▸ TASK GOAL
Look through the listing for the word "Freitas". Copy each line that has it.

▸ EXERCISE INPUTS
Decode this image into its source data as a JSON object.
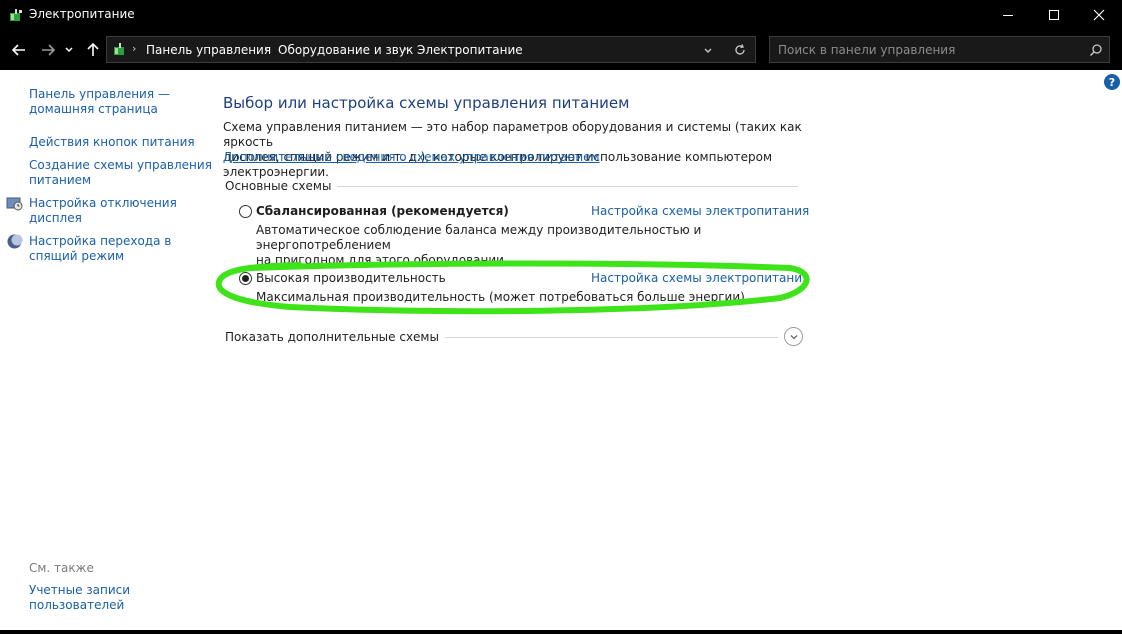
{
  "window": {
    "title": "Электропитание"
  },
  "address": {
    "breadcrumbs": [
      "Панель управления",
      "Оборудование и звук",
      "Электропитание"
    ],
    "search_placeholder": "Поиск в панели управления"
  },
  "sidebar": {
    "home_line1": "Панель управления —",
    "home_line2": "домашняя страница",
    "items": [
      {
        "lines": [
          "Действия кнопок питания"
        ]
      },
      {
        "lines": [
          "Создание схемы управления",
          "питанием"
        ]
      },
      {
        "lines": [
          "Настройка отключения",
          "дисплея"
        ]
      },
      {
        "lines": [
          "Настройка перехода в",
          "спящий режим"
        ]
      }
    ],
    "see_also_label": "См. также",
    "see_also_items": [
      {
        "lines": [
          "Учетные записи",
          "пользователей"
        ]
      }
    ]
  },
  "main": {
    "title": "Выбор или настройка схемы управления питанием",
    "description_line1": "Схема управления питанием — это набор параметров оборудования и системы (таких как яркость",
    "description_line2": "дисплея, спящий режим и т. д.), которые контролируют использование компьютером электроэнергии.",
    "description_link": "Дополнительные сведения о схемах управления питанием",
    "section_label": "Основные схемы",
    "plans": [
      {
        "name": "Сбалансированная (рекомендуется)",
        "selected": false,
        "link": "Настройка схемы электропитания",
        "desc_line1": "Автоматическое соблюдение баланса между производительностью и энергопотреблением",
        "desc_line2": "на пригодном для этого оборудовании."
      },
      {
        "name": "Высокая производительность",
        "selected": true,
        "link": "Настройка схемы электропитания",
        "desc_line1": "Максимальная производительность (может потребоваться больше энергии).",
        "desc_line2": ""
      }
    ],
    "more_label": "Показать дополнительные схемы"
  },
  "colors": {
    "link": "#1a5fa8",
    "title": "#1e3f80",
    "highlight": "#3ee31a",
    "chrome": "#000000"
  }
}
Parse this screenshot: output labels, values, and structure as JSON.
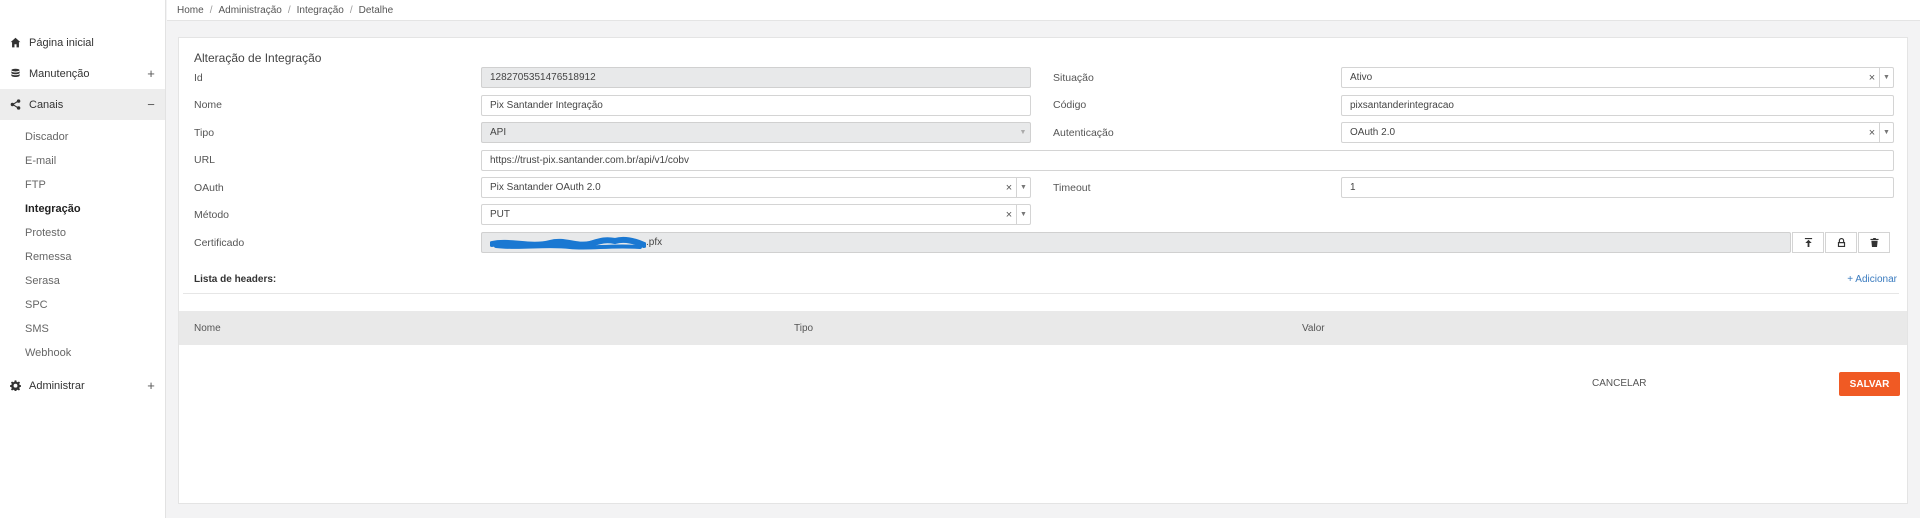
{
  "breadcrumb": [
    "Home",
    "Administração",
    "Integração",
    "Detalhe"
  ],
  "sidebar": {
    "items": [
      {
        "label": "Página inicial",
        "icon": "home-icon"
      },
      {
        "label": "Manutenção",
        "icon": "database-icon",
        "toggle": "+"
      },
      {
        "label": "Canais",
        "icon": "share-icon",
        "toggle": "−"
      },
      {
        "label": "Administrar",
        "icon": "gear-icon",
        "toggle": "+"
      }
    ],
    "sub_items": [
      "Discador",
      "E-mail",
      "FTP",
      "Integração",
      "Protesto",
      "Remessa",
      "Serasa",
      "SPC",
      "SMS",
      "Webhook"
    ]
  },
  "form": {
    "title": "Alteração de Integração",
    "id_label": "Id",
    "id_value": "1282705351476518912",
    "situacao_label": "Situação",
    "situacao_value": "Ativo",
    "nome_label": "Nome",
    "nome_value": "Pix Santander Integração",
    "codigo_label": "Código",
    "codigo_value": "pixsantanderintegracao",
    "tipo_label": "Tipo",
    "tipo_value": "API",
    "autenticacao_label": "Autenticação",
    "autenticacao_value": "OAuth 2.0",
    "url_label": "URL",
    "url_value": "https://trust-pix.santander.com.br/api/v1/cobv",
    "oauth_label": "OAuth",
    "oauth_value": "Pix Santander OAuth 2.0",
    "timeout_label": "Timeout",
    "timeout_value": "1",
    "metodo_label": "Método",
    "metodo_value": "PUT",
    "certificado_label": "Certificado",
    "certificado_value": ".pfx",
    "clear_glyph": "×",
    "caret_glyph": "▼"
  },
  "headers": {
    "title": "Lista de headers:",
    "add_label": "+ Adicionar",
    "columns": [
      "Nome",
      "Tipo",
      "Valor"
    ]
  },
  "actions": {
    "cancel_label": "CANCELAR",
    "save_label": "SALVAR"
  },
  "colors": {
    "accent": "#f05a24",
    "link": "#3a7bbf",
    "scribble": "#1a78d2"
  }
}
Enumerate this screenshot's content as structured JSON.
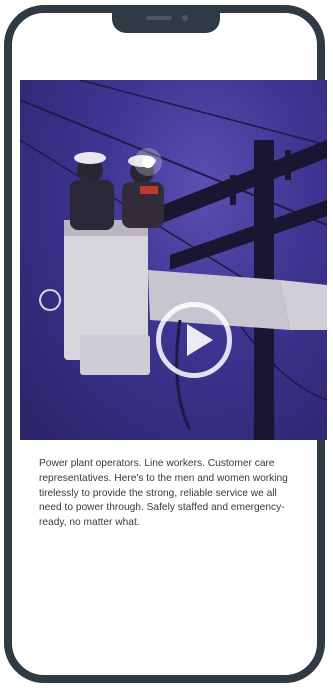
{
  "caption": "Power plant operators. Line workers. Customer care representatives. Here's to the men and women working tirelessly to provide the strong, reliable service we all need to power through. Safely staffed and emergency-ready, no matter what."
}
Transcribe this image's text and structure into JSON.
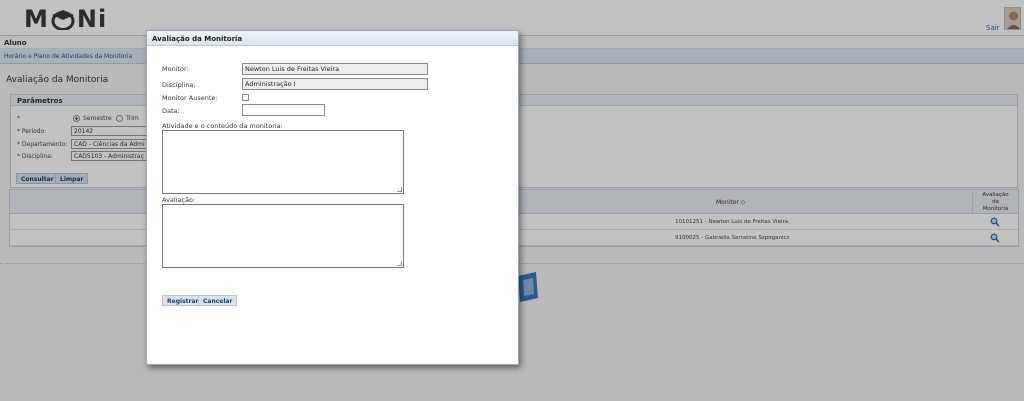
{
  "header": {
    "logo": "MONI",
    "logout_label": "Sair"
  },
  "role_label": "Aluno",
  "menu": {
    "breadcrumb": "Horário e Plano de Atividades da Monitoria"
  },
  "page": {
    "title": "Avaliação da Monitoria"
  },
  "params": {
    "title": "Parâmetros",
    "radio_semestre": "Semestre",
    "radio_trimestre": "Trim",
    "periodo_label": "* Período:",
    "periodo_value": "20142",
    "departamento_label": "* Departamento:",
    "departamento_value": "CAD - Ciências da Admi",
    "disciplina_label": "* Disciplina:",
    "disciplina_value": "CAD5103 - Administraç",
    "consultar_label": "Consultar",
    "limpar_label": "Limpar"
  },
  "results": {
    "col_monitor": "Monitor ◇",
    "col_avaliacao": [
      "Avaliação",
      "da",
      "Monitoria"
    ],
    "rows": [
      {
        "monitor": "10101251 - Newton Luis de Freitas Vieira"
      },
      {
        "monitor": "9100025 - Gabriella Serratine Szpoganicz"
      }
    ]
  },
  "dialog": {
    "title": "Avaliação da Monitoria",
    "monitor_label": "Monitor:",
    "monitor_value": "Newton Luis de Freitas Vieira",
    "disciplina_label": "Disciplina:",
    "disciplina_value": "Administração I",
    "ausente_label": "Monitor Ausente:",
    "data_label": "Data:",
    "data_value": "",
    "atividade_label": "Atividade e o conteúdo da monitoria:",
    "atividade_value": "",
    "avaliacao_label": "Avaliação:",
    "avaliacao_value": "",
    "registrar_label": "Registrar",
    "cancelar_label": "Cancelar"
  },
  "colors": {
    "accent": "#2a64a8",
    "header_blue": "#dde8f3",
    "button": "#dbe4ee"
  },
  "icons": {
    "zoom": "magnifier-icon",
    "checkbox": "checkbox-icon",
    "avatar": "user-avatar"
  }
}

▸ ANSWER FOR THE TASK
        "monitor": "10101251 - Newton Luis de Freitas Vieira"
    "monitor_value": "Newton Luis de Freitas Vieira",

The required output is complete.